# Records for the exercise
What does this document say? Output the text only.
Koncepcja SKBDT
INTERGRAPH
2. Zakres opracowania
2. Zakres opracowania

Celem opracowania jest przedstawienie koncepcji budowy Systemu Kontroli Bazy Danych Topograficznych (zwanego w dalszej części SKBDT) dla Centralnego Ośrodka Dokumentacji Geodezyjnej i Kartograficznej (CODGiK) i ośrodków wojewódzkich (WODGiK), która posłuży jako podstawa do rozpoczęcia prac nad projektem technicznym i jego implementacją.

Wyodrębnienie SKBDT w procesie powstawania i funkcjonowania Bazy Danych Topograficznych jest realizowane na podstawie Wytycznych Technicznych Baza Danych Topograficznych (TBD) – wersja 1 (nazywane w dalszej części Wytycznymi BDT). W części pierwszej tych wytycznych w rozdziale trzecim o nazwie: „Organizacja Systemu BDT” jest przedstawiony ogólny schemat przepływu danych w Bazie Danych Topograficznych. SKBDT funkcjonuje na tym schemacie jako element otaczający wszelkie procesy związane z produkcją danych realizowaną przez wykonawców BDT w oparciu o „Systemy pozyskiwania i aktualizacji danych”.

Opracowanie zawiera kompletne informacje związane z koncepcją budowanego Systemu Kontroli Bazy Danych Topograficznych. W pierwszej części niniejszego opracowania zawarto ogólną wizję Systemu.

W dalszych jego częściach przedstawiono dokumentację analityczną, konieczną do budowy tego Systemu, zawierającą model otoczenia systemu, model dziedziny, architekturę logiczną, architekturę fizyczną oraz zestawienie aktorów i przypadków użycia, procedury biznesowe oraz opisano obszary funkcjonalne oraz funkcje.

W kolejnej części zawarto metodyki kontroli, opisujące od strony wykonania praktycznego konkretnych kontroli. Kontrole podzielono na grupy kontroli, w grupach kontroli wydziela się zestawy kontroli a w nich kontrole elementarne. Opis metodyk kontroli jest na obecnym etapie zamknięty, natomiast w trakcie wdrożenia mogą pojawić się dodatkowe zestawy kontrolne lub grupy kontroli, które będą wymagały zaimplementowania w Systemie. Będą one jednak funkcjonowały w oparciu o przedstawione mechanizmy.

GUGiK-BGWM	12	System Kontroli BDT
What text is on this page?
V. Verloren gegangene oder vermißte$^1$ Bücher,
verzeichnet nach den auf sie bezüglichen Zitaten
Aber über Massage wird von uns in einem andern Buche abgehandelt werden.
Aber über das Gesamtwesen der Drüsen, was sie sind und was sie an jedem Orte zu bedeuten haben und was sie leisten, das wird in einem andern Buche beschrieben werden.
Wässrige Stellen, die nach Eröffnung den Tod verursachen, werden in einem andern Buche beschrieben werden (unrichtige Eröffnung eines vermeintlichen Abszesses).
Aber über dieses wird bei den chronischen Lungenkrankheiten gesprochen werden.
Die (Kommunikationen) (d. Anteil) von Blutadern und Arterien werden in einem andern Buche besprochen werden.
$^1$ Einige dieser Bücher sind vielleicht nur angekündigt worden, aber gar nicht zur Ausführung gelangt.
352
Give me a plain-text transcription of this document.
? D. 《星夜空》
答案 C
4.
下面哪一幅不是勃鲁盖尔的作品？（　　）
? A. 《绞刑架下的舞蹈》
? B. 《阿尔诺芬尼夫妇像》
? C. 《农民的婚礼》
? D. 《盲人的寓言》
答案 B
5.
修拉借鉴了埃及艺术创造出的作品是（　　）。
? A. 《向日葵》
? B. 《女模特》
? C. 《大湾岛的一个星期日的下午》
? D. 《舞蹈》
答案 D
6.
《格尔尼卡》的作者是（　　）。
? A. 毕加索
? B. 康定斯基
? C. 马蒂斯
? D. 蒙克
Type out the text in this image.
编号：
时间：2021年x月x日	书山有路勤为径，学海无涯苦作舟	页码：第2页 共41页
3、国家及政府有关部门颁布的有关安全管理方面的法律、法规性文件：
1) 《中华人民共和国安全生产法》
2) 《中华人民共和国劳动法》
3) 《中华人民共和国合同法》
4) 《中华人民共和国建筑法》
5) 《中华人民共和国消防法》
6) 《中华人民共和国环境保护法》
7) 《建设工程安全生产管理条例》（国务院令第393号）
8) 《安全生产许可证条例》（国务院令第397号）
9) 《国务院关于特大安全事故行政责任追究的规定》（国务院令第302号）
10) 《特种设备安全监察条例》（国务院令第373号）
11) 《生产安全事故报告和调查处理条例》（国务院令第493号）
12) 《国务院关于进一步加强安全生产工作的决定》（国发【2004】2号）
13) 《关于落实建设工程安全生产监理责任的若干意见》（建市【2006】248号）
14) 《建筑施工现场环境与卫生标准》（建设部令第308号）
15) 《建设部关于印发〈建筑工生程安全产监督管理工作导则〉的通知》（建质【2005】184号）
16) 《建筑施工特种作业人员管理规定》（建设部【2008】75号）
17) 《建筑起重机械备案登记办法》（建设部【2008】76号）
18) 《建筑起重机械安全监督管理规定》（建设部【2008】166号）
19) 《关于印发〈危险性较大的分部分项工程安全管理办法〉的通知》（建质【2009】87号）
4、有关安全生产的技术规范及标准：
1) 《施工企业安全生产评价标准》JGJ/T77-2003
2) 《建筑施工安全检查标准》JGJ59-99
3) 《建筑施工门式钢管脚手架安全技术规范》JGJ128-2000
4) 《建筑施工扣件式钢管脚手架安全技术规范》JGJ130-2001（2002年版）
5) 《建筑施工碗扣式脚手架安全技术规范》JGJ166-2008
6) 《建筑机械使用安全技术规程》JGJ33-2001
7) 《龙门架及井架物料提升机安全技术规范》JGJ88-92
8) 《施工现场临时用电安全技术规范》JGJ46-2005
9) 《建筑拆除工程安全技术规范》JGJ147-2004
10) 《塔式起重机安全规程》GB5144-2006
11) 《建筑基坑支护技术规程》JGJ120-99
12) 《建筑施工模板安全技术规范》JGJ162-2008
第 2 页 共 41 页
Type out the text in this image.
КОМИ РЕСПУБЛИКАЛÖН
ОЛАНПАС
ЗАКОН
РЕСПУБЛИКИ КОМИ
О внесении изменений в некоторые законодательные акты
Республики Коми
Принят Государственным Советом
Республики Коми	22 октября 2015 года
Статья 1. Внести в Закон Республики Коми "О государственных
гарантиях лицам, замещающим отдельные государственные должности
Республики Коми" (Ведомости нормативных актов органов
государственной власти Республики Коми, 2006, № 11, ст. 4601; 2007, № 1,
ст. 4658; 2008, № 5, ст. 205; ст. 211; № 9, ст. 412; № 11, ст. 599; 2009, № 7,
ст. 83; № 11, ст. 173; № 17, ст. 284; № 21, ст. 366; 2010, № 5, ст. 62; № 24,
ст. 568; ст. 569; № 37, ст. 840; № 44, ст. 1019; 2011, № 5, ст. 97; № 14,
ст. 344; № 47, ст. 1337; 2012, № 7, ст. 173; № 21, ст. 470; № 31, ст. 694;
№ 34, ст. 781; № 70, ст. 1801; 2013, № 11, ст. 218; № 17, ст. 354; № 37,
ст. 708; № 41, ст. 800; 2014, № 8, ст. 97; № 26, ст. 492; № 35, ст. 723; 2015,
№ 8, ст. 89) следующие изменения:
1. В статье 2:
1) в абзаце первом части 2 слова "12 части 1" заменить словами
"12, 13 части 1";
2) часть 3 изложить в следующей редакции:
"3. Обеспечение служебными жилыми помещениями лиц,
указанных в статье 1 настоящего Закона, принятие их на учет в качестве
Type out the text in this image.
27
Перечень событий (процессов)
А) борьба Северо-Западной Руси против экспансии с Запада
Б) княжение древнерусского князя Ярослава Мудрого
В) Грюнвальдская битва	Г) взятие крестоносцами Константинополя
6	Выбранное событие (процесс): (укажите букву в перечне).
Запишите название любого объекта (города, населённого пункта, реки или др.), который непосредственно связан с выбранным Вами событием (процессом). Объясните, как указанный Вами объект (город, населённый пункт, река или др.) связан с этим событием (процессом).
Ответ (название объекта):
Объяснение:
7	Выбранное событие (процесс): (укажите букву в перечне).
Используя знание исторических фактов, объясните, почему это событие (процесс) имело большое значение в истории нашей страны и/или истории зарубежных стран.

# Task to complete
Count every line in the preceding entries where the string "wird" appears, then state only the total.

# Exercise output
3